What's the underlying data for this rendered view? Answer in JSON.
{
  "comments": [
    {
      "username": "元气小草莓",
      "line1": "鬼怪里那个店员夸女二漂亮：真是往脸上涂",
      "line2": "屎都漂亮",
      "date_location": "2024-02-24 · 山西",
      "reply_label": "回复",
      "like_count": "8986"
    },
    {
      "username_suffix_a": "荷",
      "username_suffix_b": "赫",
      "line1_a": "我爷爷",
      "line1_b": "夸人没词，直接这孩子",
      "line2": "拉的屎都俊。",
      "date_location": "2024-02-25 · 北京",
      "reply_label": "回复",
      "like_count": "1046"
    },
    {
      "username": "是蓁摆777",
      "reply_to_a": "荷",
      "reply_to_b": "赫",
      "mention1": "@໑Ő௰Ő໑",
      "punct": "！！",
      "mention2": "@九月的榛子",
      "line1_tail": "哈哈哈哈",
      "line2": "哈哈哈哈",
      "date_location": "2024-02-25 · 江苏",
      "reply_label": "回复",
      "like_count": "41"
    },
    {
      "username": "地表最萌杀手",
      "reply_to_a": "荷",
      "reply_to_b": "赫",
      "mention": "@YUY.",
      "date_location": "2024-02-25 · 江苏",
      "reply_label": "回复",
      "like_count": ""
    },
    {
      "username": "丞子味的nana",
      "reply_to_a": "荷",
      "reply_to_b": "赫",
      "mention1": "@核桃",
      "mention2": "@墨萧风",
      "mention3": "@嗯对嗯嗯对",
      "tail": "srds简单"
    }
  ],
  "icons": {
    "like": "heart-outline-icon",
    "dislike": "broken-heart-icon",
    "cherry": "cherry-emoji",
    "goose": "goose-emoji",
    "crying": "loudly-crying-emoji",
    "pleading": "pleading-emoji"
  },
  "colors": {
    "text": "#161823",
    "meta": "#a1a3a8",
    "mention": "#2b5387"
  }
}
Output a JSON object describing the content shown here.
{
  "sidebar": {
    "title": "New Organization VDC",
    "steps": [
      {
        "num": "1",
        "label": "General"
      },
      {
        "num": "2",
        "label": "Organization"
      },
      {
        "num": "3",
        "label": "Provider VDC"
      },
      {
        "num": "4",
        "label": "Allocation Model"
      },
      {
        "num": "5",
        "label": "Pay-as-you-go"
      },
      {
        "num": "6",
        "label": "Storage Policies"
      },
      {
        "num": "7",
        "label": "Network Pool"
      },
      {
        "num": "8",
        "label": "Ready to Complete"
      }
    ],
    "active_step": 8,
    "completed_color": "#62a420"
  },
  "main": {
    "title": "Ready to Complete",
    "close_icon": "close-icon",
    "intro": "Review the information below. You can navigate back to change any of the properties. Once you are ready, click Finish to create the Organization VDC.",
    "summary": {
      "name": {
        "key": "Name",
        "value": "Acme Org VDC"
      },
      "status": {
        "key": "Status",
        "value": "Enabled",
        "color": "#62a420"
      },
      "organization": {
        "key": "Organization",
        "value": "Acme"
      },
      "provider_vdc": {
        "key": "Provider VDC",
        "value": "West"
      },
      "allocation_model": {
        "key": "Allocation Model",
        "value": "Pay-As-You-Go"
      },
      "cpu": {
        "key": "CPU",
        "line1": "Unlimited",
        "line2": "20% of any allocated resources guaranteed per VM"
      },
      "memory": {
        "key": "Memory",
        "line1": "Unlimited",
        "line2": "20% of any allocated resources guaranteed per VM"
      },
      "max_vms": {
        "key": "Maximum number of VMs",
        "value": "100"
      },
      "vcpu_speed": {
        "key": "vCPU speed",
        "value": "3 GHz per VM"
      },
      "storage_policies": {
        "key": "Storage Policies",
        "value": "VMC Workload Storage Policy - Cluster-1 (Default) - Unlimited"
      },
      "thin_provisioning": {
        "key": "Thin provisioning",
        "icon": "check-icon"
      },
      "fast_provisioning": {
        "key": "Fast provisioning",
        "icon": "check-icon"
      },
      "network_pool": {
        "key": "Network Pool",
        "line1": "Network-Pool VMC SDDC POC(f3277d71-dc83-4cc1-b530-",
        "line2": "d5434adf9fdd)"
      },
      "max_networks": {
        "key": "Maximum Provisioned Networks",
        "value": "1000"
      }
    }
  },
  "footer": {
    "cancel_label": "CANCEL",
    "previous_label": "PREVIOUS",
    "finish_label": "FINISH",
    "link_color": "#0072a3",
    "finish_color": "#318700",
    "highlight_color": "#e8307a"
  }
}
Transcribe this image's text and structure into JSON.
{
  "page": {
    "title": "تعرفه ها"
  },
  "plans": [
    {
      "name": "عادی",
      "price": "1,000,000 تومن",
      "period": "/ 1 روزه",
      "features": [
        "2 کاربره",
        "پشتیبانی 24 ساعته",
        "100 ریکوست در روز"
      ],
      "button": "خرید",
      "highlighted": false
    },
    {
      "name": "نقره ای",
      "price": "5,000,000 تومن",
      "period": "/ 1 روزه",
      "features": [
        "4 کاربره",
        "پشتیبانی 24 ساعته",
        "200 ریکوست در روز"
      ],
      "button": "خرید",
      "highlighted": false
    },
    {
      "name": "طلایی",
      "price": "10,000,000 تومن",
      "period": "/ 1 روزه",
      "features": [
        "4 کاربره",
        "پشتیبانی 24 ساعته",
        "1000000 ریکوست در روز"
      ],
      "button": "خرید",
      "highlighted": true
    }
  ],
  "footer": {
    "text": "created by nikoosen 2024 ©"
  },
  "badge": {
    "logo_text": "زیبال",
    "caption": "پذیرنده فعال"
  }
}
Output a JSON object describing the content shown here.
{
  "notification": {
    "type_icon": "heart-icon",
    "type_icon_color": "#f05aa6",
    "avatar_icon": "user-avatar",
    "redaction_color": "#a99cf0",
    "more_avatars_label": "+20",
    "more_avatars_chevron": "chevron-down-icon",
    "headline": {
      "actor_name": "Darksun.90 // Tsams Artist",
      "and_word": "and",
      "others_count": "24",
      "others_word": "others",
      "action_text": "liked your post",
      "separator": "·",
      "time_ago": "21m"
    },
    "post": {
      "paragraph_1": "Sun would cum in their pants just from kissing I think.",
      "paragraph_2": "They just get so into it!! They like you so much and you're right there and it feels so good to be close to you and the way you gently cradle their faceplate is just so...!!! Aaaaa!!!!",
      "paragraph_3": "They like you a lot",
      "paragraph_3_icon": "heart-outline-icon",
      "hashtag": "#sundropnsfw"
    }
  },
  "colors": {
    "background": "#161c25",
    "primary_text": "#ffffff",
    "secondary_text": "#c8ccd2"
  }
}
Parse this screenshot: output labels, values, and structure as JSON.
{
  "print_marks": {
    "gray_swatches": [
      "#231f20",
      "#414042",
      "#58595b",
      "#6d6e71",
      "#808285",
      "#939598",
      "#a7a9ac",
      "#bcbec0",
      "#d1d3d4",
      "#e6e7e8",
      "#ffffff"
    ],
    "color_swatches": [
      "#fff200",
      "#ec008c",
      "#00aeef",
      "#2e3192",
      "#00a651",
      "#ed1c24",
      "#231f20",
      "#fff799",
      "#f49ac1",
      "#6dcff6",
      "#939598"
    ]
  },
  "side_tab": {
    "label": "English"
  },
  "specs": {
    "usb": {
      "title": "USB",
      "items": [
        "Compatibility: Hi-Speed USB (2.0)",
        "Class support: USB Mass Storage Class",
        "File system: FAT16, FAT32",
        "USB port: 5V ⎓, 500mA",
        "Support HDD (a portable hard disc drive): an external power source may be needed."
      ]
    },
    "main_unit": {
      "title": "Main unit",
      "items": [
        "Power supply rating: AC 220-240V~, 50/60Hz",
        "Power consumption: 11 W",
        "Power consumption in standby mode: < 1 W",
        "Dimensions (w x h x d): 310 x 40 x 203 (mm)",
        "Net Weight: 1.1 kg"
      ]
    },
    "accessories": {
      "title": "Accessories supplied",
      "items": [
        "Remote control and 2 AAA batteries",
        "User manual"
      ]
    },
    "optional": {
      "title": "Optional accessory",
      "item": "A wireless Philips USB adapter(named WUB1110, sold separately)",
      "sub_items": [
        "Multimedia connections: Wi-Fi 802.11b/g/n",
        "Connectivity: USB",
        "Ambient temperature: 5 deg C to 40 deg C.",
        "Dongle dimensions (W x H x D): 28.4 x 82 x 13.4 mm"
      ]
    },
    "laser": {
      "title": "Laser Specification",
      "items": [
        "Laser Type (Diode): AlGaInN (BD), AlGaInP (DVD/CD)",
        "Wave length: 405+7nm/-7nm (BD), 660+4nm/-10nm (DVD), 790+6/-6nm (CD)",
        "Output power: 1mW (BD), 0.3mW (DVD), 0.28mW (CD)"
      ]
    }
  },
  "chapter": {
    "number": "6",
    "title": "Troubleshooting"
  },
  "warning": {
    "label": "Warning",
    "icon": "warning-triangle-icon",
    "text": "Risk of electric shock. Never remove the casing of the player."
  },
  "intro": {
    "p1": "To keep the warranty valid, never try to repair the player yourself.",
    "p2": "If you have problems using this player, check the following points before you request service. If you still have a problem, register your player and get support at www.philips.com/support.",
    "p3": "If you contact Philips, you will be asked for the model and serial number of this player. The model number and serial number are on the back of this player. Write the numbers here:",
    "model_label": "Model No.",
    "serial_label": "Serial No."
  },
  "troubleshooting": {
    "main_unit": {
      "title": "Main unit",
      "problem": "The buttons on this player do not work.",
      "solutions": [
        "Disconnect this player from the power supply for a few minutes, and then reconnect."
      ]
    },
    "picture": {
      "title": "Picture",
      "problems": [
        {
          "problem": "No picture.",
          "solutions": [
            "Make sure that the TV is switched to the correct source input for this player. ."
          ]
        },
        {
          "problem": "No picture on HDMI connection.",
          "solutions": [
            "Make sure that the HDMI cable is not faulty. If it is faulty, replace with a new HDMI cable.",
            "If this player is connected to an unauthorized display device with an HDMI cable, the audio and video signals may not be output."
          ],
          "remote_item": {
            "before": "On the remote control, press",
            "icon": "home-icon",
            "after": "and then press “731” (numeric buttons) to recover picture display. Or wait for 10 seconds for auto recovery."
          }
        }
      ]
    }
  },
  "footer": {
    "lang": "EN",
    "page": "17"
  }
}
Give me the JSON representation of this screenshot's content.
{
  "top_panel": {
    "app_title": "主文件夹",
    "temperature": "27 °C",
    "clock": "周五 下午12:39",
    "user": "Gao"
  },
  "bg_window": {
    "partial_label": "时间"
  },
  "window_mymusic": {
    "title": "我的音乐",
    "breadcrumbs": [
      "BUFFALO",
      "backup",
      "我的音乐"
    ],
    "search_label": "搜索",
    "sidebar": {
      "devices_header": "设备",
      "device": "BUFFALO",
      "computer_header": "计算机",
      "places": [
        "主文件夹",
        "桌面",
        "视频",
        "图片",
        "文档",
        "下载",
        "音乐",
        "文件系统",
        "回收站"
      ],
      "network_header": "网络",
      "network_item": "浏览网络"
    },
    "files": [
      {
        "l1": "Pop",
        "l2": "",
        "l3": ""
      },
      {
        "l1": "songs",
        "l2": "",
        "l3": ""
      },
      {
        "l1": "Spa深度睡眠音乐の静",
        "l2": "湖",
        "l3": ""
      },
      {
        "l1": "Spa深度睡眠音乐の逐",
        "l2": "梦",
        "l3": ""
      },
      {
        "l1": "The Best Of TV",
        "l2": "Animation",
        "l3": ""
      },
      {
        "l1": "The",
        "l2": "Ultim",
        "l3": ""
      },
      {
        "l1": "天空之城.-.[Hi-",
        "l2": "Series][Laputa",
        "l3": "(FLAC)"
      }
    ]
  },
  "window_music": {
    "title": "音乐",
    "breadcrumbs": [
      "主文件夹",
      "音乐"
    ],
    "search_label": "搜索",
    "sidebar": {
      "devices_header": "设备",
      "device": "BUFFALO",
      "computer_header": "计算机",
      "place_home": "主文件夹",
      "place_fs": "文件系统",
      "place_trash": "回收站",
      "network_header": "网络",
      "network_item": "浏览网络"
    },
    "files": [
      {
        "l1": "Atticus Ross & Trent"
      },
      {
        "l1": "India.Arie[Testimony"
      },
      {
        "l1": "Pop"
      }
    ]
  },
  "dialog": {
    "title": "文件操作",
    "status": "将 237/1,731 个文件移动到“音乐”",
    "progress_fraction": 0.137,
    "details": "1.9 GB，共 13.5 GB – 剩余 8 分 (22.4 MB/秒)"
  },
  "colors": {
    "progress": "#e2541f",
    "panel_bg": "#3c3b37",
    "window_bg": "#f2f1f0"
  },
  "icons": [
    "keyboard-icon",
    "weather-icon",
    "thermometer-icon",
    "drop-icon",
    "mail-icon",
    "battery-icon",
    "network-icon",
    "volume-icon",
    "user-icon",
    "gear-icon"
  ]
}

•••••

- _PROBLEM STATEMENT_: What is the number of lines holding the word "then"? State it alone.

- _EXPECTED ANSWER_: 2